WORK REQUIRED =>
Copy all lines holding the word "JSON" from the entries.

Records about charts and figures:
┌────────

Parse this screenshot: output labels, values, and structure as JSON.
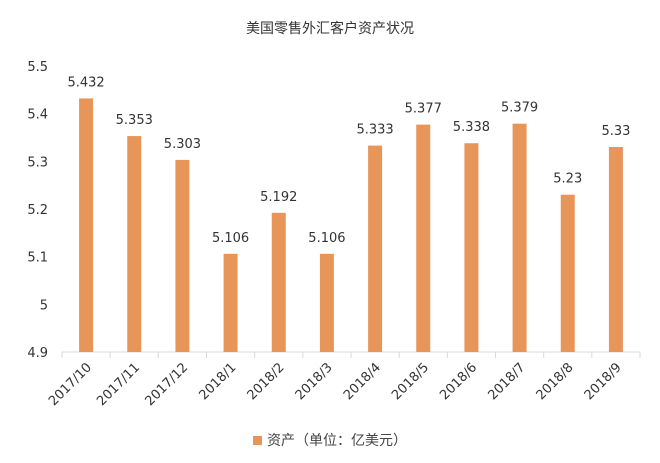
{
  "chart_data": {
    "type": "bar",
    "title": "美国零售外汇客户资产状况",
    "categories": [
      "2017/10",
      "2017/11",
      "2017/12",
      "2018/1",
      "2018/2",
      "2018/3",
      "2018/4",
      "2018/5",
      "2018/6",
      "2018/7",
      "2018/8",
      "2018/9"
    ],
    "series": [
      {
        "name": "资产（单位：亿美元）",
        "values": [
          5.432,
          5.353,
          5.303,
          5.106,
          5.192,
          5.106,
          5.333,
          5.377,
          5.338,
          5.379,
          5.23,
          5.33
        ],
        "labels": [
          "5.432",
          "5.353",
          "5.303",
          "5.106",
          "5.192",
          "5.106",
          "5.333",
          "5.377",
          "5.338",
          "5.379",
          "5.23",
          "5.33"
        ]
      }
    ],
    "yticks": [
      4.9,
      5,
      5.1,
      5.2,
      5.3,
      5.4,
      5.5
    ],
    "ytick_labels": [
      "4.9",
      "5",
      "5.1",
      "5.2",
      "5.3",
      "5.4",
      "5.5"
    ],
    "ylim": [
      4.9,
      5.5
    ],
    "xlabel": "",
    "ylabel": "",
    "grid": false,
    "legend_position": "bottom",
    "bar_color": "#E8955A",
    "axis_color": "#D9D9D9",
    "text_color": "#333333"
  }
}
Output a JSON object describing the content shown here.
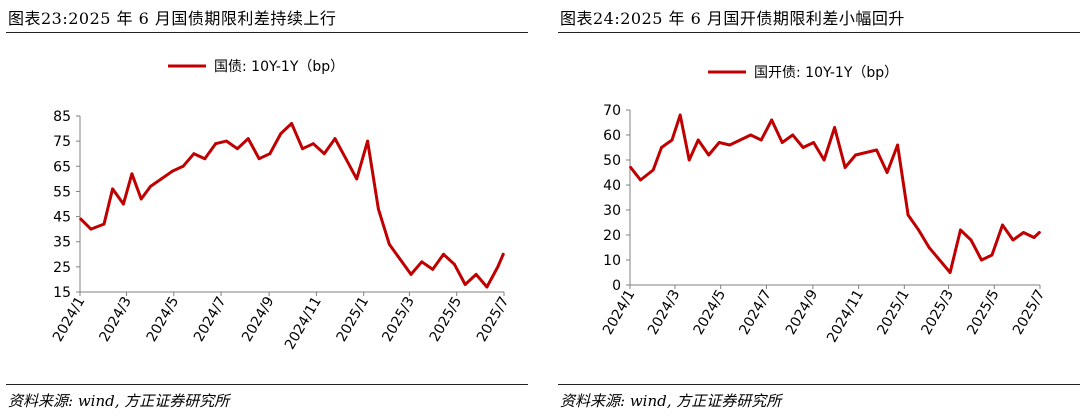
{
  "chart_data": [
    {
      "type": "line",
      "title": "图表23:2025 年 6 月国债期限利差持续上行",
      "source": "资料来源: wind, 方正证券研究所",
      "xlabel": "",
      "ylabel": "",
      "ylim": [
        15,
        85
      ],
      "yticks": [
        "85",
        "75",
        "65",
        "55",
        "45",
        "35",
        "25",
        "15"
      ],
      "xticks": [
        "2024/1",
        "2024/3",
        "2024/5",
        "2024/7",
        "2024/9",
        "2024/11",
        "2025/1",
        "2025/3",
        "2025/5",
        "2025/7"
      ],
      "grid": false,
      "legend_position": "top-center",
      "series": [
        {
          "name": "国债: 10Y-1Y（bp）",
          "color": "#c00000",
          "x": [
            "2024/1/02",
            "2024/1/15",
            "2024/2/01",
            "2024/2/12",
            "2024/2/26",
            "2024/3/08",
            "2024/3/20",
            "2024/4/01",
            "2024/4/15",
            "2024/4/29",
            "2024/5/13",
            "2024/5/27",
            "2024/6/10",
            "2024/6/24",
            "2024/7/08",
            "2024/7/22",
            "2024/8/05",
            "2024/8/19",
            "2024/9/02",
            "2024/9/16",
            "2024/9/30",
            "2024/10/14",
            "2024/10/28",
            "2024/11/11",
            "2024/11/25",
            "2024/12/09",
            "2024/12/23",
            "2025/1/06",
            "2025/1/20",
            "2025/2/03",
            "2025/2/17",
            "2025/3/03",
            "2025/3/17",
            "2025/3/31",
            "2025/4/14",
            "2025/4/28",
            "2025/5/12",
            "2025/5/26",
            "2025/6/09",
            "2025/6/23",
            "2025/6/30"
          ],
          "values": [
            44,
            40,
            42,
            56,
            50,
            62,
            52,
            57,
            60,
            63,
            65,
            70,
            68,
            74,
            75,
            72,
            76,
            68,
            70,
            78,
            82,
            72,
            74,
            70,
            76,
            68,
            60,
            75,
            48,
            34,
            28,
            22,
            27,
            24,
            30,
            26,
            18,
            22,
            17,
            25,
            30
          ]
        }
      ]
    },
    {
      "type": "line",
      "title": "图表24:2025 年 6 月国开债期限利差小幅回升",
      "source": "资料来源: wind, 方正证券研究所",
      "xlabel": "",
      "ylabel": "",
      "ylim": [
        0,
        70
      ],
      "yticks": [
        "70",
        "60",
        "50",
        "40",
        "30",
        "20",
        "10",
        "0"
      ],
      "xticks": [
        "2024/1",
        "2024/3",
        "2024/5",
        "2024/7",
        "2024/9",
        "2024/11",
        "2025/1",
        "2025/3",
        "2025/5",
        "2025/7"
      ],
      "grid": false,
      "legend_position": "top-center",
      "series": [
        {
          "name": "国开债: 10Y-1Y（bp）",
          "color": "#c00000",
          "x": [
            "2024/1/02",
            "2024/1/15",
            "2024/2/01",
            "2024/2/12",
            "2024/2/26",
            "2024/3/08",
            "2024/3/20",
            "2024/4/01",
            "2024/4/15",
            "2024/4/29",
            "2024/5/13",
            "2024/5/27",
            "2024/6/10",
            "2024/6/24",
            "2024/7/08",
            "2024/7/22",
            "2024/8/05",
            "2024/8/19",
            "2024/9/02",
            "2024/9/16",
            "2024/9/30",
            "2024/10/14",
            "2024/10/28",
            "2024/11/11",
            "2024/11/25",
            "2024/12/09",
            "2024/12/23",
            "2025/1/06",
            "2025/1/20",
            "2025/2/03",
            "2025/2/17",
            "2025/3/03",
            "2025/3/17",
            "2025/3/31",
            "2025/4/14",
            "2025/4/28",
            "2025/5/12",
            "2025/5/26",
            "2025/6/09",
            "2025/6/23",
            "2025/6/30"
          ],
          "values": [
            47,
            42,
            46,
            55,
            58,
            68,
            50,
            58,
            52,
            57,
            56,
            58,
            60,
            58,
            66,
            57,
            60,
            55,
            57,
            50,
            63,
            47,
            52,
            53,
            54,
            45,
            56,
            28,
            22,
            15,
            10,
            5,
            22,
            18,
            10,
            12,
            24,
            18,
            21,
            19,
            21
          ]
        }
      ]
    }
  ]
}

└────────
┌────────

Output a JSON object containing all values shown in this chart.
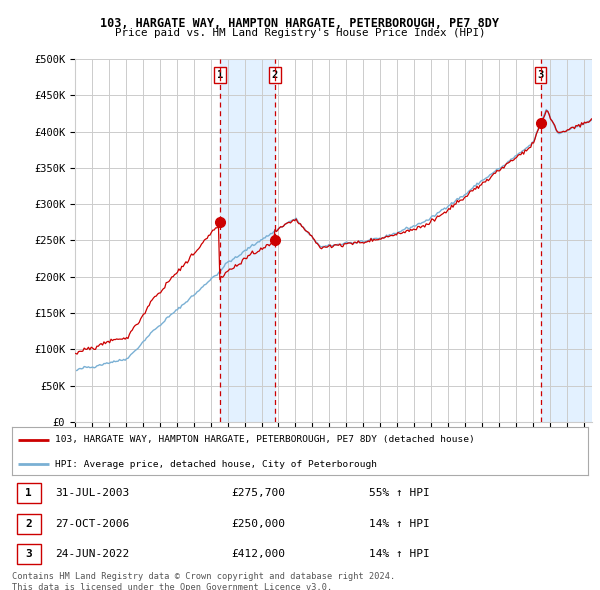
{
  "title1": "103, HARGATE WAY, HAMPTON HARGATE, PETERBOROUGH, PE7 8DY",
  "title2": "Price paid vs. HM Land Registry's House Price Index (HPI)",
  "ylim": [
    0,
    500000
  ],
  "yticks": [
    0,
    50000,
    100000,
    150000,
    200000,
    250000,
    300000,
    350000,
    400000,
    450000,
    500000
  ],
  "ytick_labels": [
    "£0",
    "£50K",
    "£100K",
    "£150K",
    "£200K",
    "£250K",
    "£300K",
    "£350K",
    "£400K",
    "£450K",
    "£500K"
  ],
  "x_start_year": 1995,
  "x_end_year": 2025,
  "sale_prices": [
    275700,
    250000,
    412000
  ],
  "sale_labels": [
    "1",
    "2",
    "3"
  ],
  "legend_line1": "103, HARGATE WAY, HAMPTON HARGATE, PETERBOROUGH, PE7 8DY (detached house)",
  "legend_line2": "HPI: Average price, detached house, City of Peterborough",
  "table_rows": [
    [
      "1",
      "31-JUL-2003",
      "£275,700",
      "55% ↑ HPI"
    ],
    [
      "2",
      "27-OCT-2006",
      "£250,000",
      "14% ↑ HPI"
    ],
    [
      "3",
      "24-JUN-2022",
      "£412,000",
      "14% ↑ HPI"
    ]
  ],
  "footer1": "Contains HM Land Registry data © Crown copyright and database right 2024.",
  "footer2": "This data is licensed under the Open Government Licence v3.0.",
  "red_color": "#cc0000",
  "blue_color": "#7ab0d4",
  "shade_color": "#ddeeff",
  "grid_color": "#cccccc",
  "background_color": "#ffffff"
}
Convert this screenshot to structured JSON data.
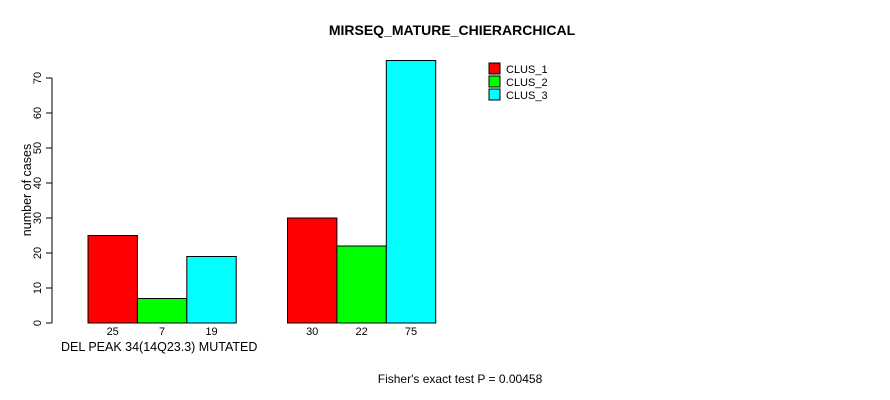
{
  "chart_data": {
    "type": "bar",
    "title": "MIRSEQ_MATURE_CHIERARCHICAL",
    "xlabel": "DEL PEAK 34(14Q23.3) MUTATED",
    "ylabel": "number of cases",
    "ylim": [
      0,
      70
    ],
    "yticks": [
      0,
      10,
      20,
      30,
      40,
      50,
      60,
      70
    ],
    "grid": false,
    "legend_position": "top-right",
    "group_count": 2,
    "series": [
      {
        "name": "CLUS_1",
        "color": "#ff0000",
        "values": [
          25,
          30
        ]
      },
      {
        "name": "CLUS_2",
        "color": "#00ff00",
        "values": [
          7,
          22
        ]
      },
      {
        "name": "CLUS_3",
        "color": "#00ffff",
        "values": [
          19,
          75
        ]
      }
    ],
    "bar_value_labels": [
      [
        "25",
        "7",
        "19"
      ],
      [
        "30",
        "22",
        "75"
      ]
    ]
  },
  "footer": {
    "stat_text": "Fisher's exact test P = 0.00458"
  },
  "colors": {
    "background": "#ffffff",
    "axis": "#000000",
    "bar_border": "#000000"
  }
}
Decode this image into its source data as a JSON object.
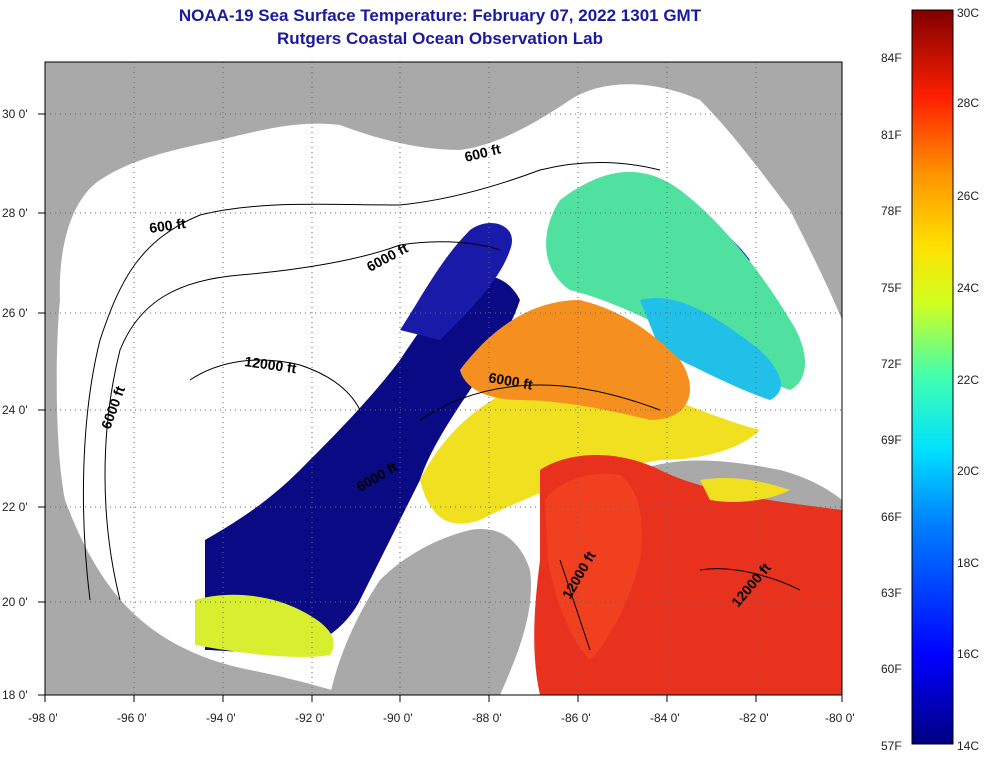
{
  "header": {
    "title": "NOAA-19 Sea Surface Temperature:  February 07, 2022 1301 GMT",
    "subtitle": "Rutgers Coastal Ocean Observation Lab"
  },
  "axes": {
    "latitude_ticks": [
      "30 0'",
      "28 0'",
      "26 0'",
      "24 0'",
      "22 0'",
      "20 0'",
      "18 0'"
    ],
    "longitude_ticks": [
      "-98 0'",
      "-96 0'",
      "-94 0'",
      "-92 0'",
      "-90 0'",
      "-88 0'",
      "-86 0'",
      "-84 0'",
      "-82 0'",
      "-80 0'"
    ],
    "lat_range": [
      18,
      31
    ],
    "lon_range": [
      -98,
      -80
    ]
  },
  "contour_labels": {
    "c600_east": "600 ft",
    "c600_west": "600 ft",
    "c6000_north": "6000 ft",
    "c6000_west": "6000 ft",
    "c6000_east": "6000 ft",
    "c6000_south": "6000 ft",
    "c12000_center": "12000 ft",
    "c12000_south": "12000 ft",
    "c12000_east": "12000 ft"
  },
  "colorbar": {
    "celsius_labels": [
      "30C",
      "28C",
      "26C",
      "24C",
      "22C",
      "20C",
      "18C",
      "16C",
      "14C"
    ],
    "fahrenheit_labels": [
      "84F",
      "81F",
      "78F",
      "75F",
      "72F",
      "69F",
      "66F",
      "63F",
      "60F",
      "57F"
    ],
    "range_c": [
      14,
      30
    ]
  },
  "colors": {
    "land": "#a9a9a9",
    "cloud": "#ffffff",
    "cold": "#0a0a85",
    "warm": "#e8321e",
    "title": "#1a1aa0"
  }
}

└────────

EXERCISE OUTPUT =>
Parse this screenshot: output labels, values, and structure as JSON.
Output a JSON object describing the content shown here.
Output a JSON object containing all values shown in this chart.
Convert this screenshot to structured JSON data.
Decode this image into its source data as a JSON object.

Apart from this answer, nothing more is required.